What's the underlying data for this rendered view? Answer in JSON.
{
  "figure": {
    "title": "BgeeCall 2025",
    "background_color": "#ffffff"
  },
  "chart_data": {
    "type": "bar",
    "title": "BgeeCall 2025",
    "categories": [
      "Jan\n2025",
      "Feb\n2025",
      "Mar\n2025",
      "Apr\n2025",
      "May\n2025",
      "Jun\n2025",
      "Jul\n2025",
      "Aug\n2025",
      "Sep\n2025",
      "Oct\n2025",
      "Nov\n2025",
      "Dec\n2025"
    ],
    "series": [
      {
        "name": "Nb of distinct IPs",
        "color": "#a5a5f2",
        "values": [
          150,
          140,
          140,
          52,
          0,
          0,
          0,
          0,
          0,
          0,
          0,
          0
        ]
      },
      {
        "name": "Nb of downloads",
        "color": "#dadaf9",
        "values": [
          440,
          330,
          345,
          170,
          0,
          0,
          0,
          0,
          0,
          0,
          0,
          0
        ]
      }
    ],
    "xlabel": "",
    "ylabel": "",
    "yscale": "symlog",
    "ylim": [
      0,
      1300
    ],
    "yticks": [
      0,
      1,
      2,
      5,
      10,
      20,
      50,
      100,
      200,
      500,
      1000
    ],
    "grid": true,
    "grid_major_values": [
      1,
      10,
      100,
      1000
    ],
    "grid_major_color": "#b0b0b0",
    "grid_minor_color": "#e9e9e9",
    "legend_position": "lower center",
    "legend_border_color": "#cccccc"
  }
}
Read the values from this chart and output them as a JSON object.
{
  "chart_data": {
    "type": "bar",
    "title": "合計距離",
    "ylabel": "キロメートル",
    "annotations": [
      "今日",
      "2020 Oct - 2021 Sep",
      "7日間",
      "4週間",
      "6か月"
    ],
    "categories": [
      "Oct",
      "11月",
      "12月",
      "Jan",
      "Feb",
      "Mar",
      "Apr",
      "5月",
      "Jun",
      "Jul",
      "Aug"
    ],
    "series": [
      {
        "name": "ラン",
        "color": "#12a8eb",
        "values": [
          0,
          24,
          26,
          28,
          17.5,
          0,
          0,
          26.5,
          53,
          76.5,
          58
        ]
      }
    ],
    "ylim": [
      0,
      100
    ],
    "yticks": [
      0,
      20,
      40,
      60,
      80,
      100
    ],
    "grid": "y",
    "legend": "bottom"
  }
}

§ §

**What the exercise asks:** Extract all the entries word for word.

**Exercise solution:**
What's the underlying data for this rendered view? Answer in JSON.
{
  "figure": {
    "title": "BgeeCall 2025",
    "background_color": "#ffffff"
  },
  "chart_data": {
    "type": "bar",
    "title": "BgeeCall 2025",
    "categories": [
      "Jan\n2025",
      "Feb\n2025",
      "Mar\n2025",
      "Apr\n2025",
      "May\n2025",
      "Jun\n2025",
      "Jul\n2025",
      "Aug\n2025",
      "Sep\n2025",
      "Oct\n2025",
      "Nov\n2025",
      "Dec\n2025"
    ],
    "series": [
      {
        "name": "Nb of distinct IPs",
        "color": "#a5a5f2",
        "values": [
          150,
          140,
          140,
          52,
          0,
          0,
          0,
          0,
          0,
          0,
          0,
          0
        ]
      },
      {
        "name": "Nb of downloads",
        "color": "#dadaf9",
        "values": [
          440,
          330,
          345,
          170,
          0,
          0,
          0,
          0,
          0,
          0,
          0,
          0
        ]
      }
    ],
    "xlabel": "",
    "ylabel": "",
    "yscale": "symlog",
    "ylim": [
      0,
      1300
    ],
    "yticks": [
      0,
      1,
      2,
      5,
      10,
      20,
      50,
      100,
      200,
      500,
      1000
    ],
    "grid": true,
    "grid_major_values": [
      1,
      10,
      100,
      1000
    ],
    "grid_major_color": "#b0b0b0",
    "grid_minor_color": "#e9e9e9",
    "legend_position": "lower center",
    "legend_border_color": "#cccccc"
  }
}
Read the values from this chart and output them as a JSON object.
{
  "chart_data": {
    "type": "bar",
    "title": "合計距離",
    "ylabel": "キロメートル",
    "annotations": [
      "今日",
      "2020 Oct - 2021 Sep",
      "7日間",
      "4週間",
      "6か月"
    ],
    "categories": [
      "Oct",
      "11月",
      "12月",
      "Jan",
      "Feb",
      "Mar",
      "Apr",
      "5月",
      "Jun",
      "Jul",
      "Aug"
    ],
    "series": [
      {
        "name": "ラン",
        "color": "#12a8eb",
        "values": [
          0,
          24,
          26,
          28,
          17.5,
          0,
          0,
          26.5,
          53,
          76.5,
          58
        ]
      }
    ],
    "ylim": [
      0,
      100
    ],
    "yticks": [
      0,
      20,
      40,
      60,
      80,
      100
    ],
    "grid": "y",
    "legend": "bottom"
  }
}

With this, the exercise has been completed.